● Listing:
☆ ☆ ☆ ☆ ☆ ☆ ☆

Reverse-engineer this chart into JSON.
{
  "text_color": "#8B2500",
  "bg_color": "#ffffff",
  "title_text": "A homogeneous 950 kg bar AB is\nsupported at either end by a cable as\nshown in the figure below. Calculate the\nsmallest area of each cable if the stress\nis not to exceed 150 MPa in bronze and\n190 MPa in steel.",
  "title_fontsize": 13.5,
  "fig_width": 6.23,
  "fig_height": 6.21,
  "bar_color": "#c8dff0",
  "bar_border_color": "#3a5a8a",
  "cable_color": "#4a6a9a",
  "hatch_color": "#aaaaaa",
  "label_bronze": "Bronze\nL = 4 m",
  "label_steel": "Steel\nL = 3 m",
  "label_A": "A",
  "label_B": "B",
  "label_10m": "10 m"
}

☆ ☆ ☆ ☆ ☆ ☆ ☆

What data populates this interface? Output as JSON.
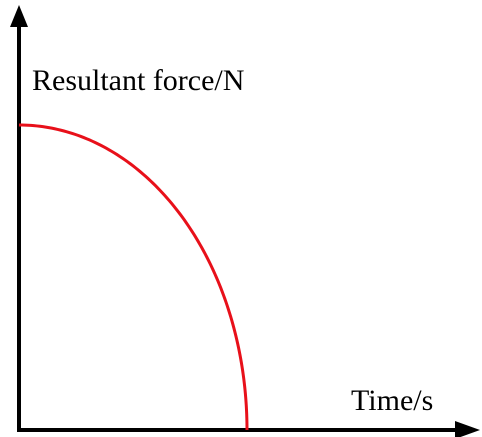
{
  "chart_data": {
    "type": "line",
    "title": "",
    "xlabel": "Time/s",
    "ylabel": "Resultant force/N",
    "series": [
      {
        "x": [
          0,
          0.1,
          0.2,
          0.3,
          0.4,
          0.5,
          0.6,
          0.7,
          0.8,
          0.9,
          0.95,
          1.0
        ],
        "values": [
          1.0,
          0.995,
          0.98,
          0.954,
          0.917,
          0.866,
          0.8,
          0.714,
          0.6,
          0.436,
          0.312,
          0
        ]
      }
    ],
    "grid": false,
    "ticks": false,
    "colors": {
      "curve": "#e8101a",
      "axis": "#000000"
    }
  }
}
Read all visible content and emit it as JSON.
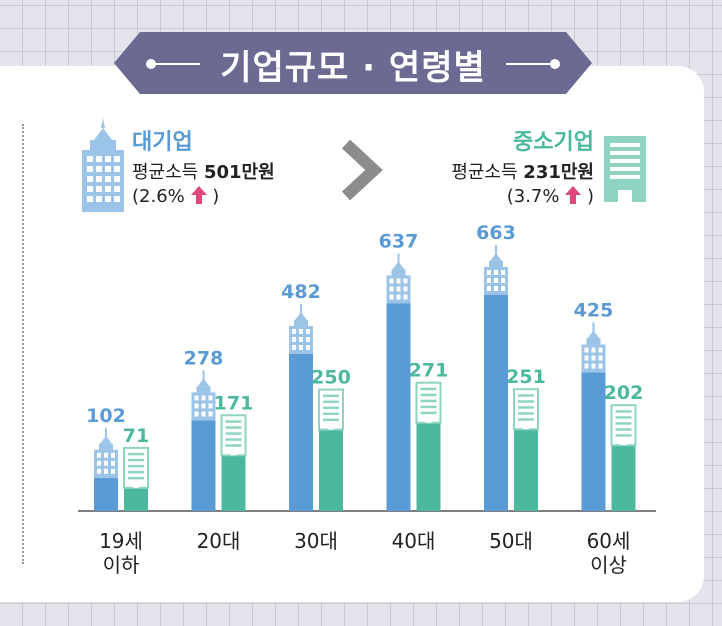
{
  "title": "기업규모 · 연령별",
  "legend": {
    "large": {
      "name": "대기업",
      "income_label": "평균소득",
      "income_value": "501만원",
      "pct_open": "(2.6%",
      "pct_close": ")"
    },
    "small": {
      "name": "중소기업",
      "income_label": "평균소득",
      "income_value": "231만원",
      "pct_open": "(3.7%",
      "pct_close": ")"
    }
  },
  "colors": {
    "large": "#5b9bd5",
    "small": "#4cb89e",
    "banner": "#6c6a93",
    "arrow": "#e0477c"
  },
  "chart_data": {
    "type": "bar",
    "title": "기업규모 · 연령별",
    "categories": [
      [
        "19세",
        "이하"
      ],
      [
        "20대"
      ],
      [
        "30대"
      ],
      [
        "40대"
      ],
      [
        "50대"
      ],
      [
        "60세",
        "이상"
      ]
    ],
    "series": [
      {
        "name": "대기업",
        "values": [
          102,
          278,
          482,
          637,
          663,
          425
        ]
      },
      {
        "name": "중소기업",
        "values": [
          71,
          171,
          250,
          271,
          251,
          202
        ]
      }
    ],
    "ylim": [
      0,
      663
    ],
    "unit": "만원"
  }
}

☆ ☆ ☆ ☆ ☆ ☆ ☆

● Requirement:
Check each line of the data above for the word "JSON" and say how many lines have it. Give the number alone.

● The completed task:
3